Written instruction:
Each line that holds the word "无尽辉耀套装" counts once. Give the total number of such lines and nothing else.

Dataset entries
Begin
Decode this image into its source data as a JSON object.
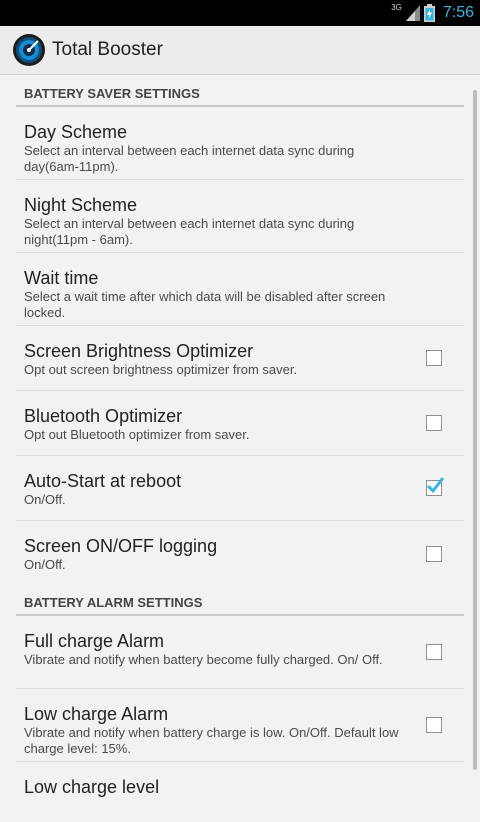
{
  "status": {
    "network": "3G",
    "time": "7:56"
  },
  "app": {
    "title": "Total Booster",
    "icon": "speedometer-icon"
  },
  "sections": [
    {
      "header": "BATTERY SAVER SETTINGS"
    },
    {
      "header": "BATTERY ALARM SETTINGS"
    }
  ],
  "items": [
    {
      "title": "Day Scheme",
      "summary": "Select an interval between each internet data sync during day(6am-11pm)."
    },
    {
      "title": "Night Scheme",
      "summary": "Select an interval between each internet data sync during night(11pm - 6am)."
    },
    {
      "title": "Wait time",
      "summary": "Select a wait time after which data will be disabled after screen locked."
    },
    {
      "title": "Screen Brightness Optimizer",
      "summary": "Opt out screen brightness optimizer from saver.",
      "checked": false
    },
    {
      "title": "Bluetooth Optimizer",
      "summary": "Opt out Bluetooth optimizer from saver.",
      "checked": false
    },
    {
      "title": "Auto-Start at reboot",
      "summary": "On/Off.",
      "checked": true
    },
    {
      "title": "Screen ON/OFF logging",
      "summary": "On/Off.",
      "checked": false
    },
    {
      "title": "Full charge Alarm",
      "summary": "Vibrate and notify when battery become fully charged. On/ Off.",
      "checked": false
    },
    {
      "title": "Low charge Alarm",
      "summary": "Vibrate and notify when battery charge is low. On/Off. Default low charge level: 15%.",
      "checked": false
    },
    {
      "title": "Low charge level"
    }
  ],
  "colors": {
    "accent": "#33b5e5"
  }
}
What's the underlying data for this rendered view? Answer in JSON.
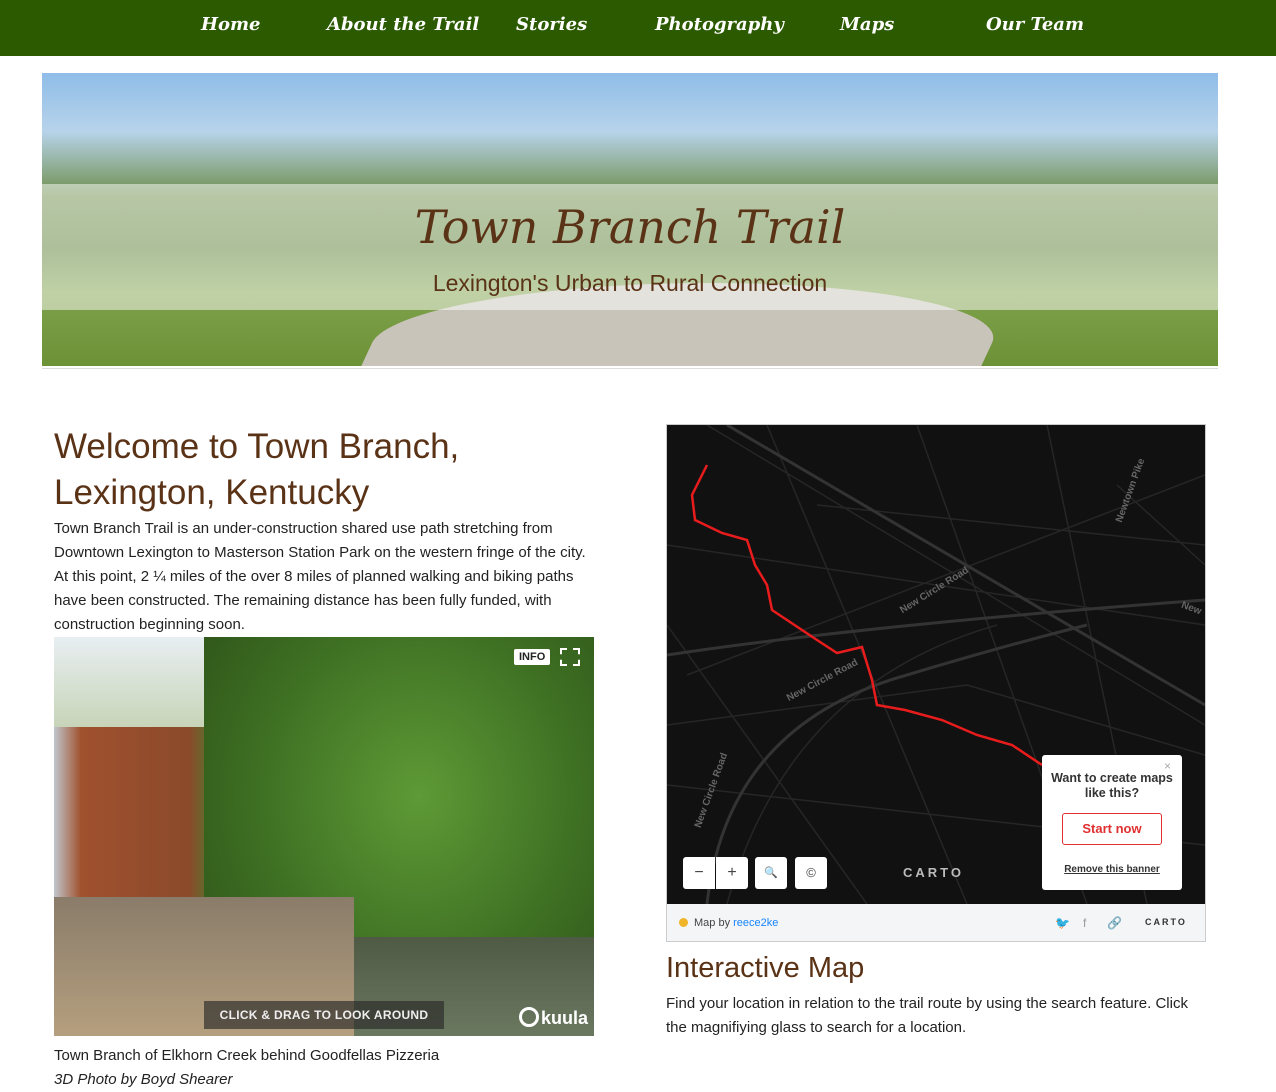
{
  "nav": {
    "items": [
      "Home",
      "About the Trail",
      "Stories",
      "Photography",
      "Maps",
      "Our Team"
    ]
  },
  "hero": {
    "title": "Town Branch Trail",
    "subtitle": "Lexington's Urban to Rural Connection"
  },
  "welcome": {
    "heading_line1": "Welcome to Town Branch,",
    "heading_line2": "Lexington, Kentucky",
    "paragraph": "Town Branch Trail is an under-construction shared use path stretching from Downtown Lexington to Masterson Station Park on the western fringe of the city. At this point, 2 ¼ miles of the over 8 miles of planned walking and biking paths have been constructed. The remaining distance has been fully funded, with construction beginning soon."
  },
  "photo": {
    "info_label": "INFO",
    "drag_label": "CLICK & DRAG TO LOOK AROUND",
    "brand": "kuula",
    "caption": "Town Branch of Elkhorn Creek behind Goodfellas Pizzeria",
    "credit": "3D Photo by Boyd Shearer"
  },
  "map": {
    "road_labels": [
      "New Circle Road",
      "New Circle Road",
      "New Circle Road",
      "Newtown Pike",
      "New"
    ],
    "zoom_out": "−",
    "zoom_in": "+",
    "search": "🔍",
    "attribution": "©",
    "carto_logo": "CARTO",
    "popup": {
      "question": "Want to create maps like this?",
      "cta": "Start now",
      "remove": "Remove this banner",
      "close": "×"
    },
    "footer": {
      "map_by": "Map by",
      "author": "reece2ke",
      "carto": "CARTO"
    }
  },
  "interactive": {
    "heading": "Interactive Map",
    "paragraph": "Find your location in relation to the trail route by using the search feature. Click the magnifiying glass to search for a location."
  }
}
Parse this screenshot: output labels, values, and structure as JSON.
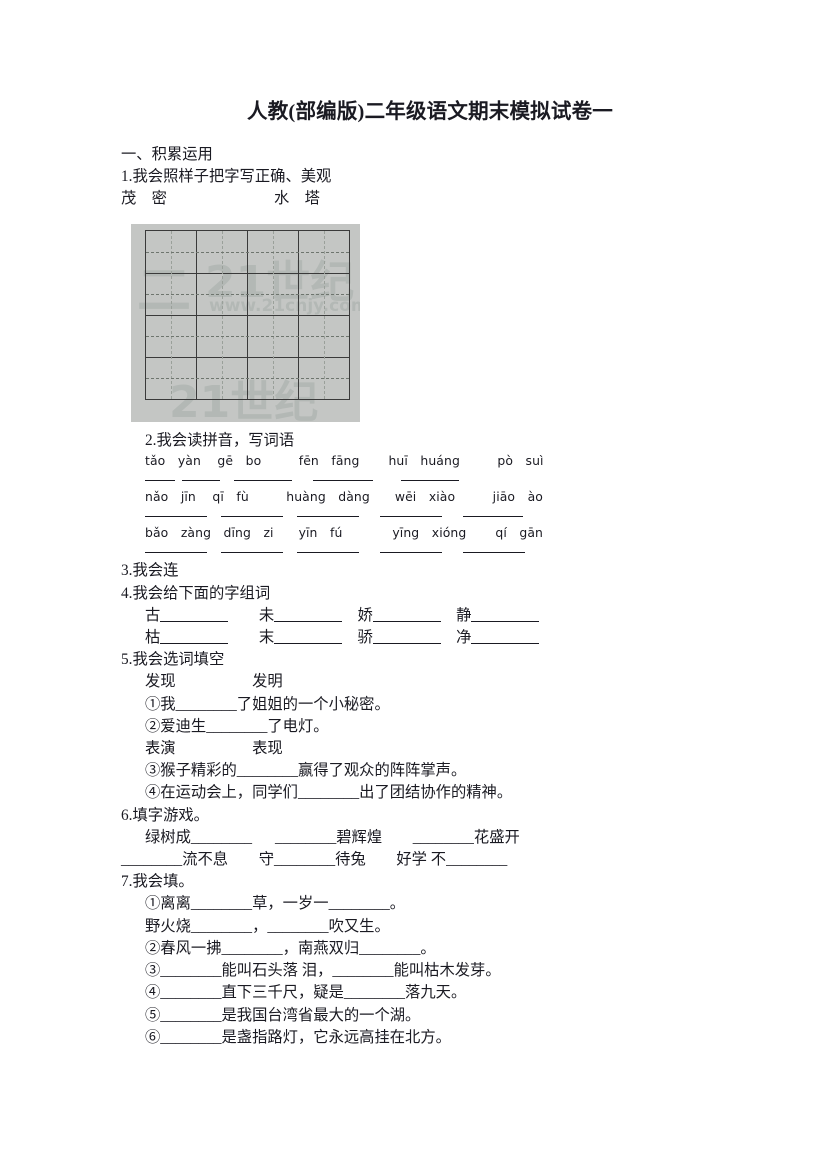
{
  "document": {
    "title": "人教(部编版)二年级语文期末模拟试卷一",
    "section_heading": "一、积累运用"
  },
  "q1": {
    "prompt": "1.我会照样子把字写正确、美观",
    "examples": "茂　密　　　　　　　水　塔",
    "grid": {
      "rows": 4,
      "cols": 4,
      "watermark_1": "二",
      "watermark_2": "21世纪",
      "watermark_3": "www.21cnjy.com",
      "watermark_4": "21世纪"
    }
  },
  "q2": {
    "prompt": "2.我会读拼音，写词语",
    "rows": [
      "tǎo　yàn　 gē　bo　　　fēn　fāng　　 huī　huáng　　　pò　suì",
      "nǎo　jīn　 qī　fù　　　huàng　dàng　　wēi　xiào　　　jiāo　ào",
      "bǎo　zàng　dīng　zi　　yīn　fú　　　　yīng　xióng　　 qí　gān"
    ]
  },
  "q3": {
    "prompt": "3.我会连"
  },
  "q4": {
    "prompt": "4.我会给下面的字组词",
    "row1": [
      "古",
      "未",
      "娇",
      "静"
    ],
    "row2": [
      "枯",
      "末",
      "骄",
      "净"
    ]
  },
  "q5": {
    "prompt": "5.我会选词填空",
    "choices_1": "发现　　　　　发明",
    "items_1": [
      "①我________了姐姐的一个小秘密。",
      "②爱迪生________了电灯。"
    ],
    "choices_2": "表演　　　　　表现",
    "items_2": [
      "③猴子精彩的________赢得了观众的阵阵掌声。",
      "④在运动会上，同学们________出了团结协作的精神。"
    ]
  },
  "q6": {
    "prompt": "6.填字游戏。",
    "row1": [
      "绿树成________",
      "________碧辉煌",
      "________花盛开"
    ],
    "row2": [
      "________流不息",
      "守________待兔",
      "好学 不________"
    ]
  },
  "q7": {
    "prompt": "7.我会填。",
    "items": [
      "①离离________草，一岁一________。",
      "野火烧________，________吹又生。",
      "②春风一拂________，南燕双归________。",
      "③________能叫石头落 泪，________能叫枯木发芽。",
      "④________直下三千尺，疑是________落九天。",
      "⑤________是我国台湾省最大的一个湖。",
      "⑥________是盏指路灯，它永远高挂在北方。"
    ]
  }
}
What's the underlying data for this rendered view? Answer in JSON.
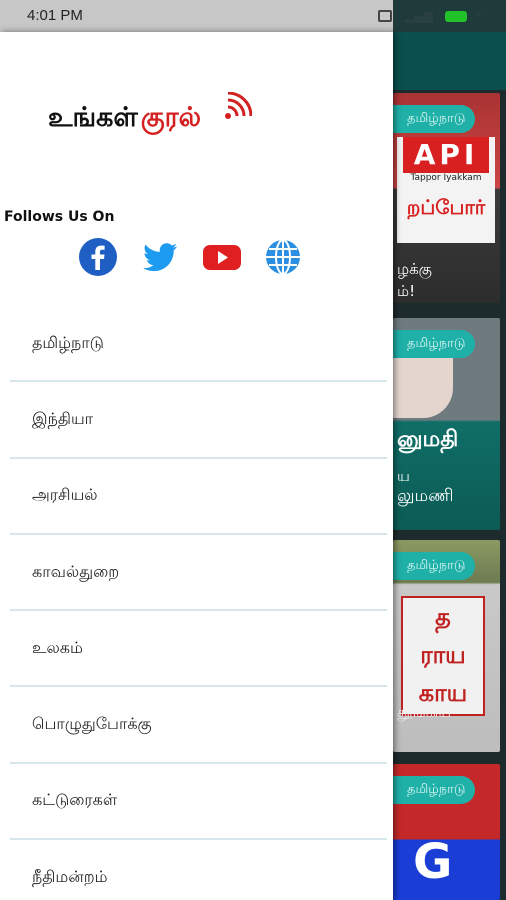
{
  "status_bar": {
    "time": "4:01 PM",
    "icons": [
      "notification-icon",
      "signal-icon",
      "battery-icon",
      "charging-icon"
    ],
    "battery_color": "#22c22a"
  },
  "drawer": {
    "logo": {
      "word1": "உங்கள்",
      "word2": "குரல்",
      "wifi_color": "#d42020"
    },
    "follow_label": "Follows Us On",
    "social": [
      {
        "name": "facebook-icon",
        "color": "#1f5fc4"
      },
      {
        "name": "twitter-icon",
        "color": "#1d9bf0"
      },
      {
        "name": "youtube-icon",
        "color": "#e02020"
      },
      {
        "name": "website-globe-icon",
        "color": "#2a8fe0"
      }
    ],
    "menu": [
      {
        "label": "தமிழ்நாடு"
      },
      {
        "label": "இந்தியா"
      },
      {
        "label": "அரசியல்"
      },
      {
        "label": "காவல்துறை"
      },
      {
        "label": "உலகம்"
      },
      {
        "label": "பொழுதுபோக்கு"
      },
      {
        "label": "கட்டுரைகள்"
      },
      {
        "label": "நீதிமன்றம்"
      }
    ],
    "divider_color": "#d6e6ec"
  },
  "background_feed": {
    "cards": [
      {
        "tag": "தமிழ்நாடு",
        "poster_title": "API",
        "poster_sub": "Tappor Iyakkam",
        "poster_tamil": "றப்போர்",
        "caption1": "ழக்கு",
        "caption2": "ம்!"
      },
      {
        "tag": "தமிழ்நாடு",
        "caption1": "னுமதி",
        "caption2": "ய",
        "caption3": "லுமணி"
      },
      {
        "tag": "தமிழ்நாடு",
        "sign1": "த",
        "sign2": "ராய",
        "sign3": "காய",
        "caption1": "தூங்கிய"
      },
      {
        "tag": "தமிழ்நாடு",
        "big": "G"
      }
    ],
    "accent_color": "#1fb0a8"
  }
}
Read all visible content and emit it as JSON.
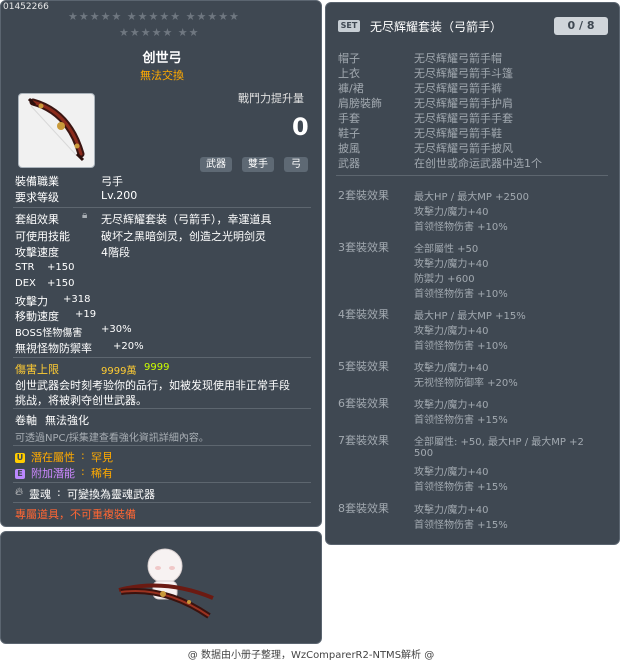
{
  "item": {
    "code": "01452266",
    "stars_row1": "★★★★★  ★★★★★  ★★★★★",
    "stars_row2": "★★★★★  ★★",
    "name": "创世弓",
    "untradeable": "無法交換",
    "cp_label": "戰鬥力提升量",
    "cp_value": "0",
    "tags": [
      "武器",
      "雙手",
      "弓"
    ],
    "job_label": "裝備職業",
    "job_value": "弓手",
    "level_label": "要求等级",
    "level_value": "Lv.200"
  },
  "details": {
    "set_label": "套組效果",
    "set_value": "无尽辉耀套装（弓箭手），幸運道具",
    "skill_label": "可使用技能",
    "skill_value": "破坏之黑暗剑灵，创造之光明剑灵",
    "speed_label": "攻擊速度",
    "speed_value": "4階段",
    "stats": [
      {
        "label": "STR",
        "value": "+150"
      },
      {
        "label": "DEX",
        "value": "+150"
      },
      {
        "label": "攻擊力",
        "value": "+318"
      },
      {
        "label": "移動速度",
        "value": "+19"
      },
      {
        "label": "BOSS怪物傷害",
        "value": "+30%"
      },
      {
        "label": "無視怪物防禦率",
        "value": "+20%"
      }
    ],
    "dmg_cap_label": "傷害上限",
    "dmg_cap_value1": "9999萬",
    "dmg_cap_value2": "9999",
    "desc1": "创世武器会时刻考验你的品行，如被发现使用非正常手段",
    "desc2": "挑战，将被剥夺创世武器。",
    "scroll_label": "卷軸",
    "scroll_value": "無法強化",
    "npc_note": "可透過NPC/採集建查看強化資訊詳細內容。",
    "potential_badge": "U",
    "potential_label": "潛在屬性",
    "potential_value": "罕見",
    "bonus_badge": "E",
    "bonus_label": "附加潛能",
    "bonus_value": "稀有",
    "soul_label": "靈魂",
    "soul_value": "可變換為靈魂武器",
    "exclusive": "專屬道具，不可重複裝備"
  },
  "set": {
    "badge": "SET",
    "name": "无尽辉耀套装（弓箭手）",
    "count": "0 / 8",
    "parts": [
      {
        "slot": "帽子",
        "item": "无尽辉耀弓箭手帽"
      },
      {
        "slot": "上衣",
        "item": "无尽辉耀弓箭手斗篷"
      },
      {
        "slot": "褲/裙",
        "item": "无尽辉耀弓箭手裤"
      },
      {
        "slot": "肩膀裝飾",
        "item": "无尽辉耀弓箭手护肩"
      },
      {
        "slot": "手套",
        "item": "无尽辉耀弓箭手手套"
      },
      {
        "slot": "鞋子",
        "item": "无尽辉耀弓箭手鞋"
      },
      {
        "slot": "披風",
        "item": "无尽辉耀弓箭手披风"
      },
      {
        "slot": "武器",
        "item": "在创世或命运武器中选1个"
      }
    ],
    "effects": [
      {
        "label": "2套裝效果",
        "lines": [
          "最大HP / 最大MP  +2500",
          "攻擊力/魔力+40",
          "首领怪物伤害 +10%"
        ]
      },
      {
        "label": "3套裝效果",
        "lines": [
          "全部屬性 +50",
          "攻擊力/魔力+40",
          "防禦力 +600",
          "首领怪物伤害 +10%"
        ]
      },
      {
        "label": "4套裝效果",
        "lines": [
          "最大HP / 最大MP  +15%",
          "攻擊力/魔力+40",
          "首领怪物伤害 +10%"
        ]
      },
      {
        "label": "5套裝效果",
        "lines": [
          "攻擊力/魔力+40",
          "无视怪物防御率 +20%"
        ]
      },
      {
        "label": "6套裝效果",
        "lines": [
          "攻擊力/魔力+40",
          "首领怪物伤害 +15%"
        ]
      },
      {
        "label": "7套裝效果",
        "lines": [
          "全部屬性: +50, 最大HP / 最大MP  +2",
          "500",
          "攻擊力/魔力+40",
          "首领怪物伤害 +15%"
        ]
      },
      {
        "label": "8套裝效果",
        "lines": [
          "攻擊力/魔力+40",
          "首领怪物伤害 +15%"
        ]
      }
    ]
  },
  "footer": "@ 数据由小册子整理，WzComparerR2-NTMS解析 @",
  "colors": {
    "panel": "#3f4852",
    "title_orange": "#ffaa00",
    "damage_cap_yellow": "#ffcc33",
    "damage_cap_lime": "#ccff00",
    "exclusive_red": "#ff6633",
    "set_gray": "#a2a9b0"
  },
  "icons": [
    "bow-icon",
    "set-badge-icon",
    "potential-badge-icon",
    "bonus-badge-icon",
    "soul-flame-icon",
    "character-preview-icon"
  ]
}
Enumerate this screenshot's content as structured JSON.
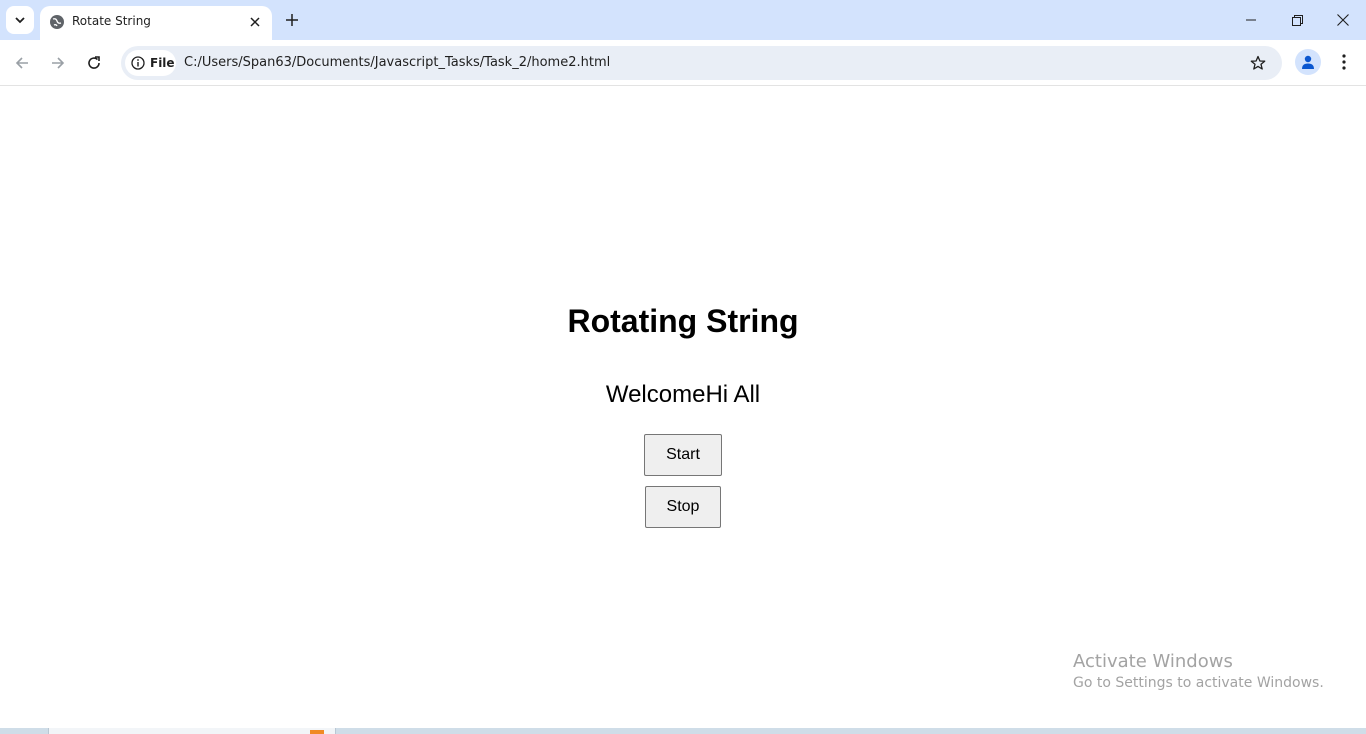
{
  "browser": {
    "tab": {
      "title": "Rotate String"
    },
    "omnibox": {
      "chip_label": "File",
      "url": "C:/Users/Span63/Documents/Javascript_Tasks/Task_2/home2.html"
    },
    "icons": {
      "tab_search": "chevron-down-icon",
      "favicon": "globe-icon",
      "tab_close": "close-icon",
      "new_tab": "plus-icon",
      "minimize": "minimize-icon",
      "restore": "restore-icon",
      "close_window": "close-icon",
      "back": "arrow-left-icon",
      "forward": "arrow-right-icon",
      "reload": "reload-icon",
      "site_info": "info-icon",
      "bookmark": "star-icon",
      "profile": "person-icon",
      "menu": "kebab-menu-icon"
    }
  },
  "page": {
    "heading": "Rotating String",
    "rotating_text": "WelcomeHi All",
    "start_label": "Start",
    "stop_label": "Stop"
  },
  "watermark": {
    "title": "Activate Windows",
    "subtitle": "Go to Settings to activate Windows."
  },
  "colors": {
    "titlebar_bg": "#d3e3fd",
    "omnibox_bg": "#e9eef6",
    "button_bg": "#efefef"
  }
}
End
Written response:
2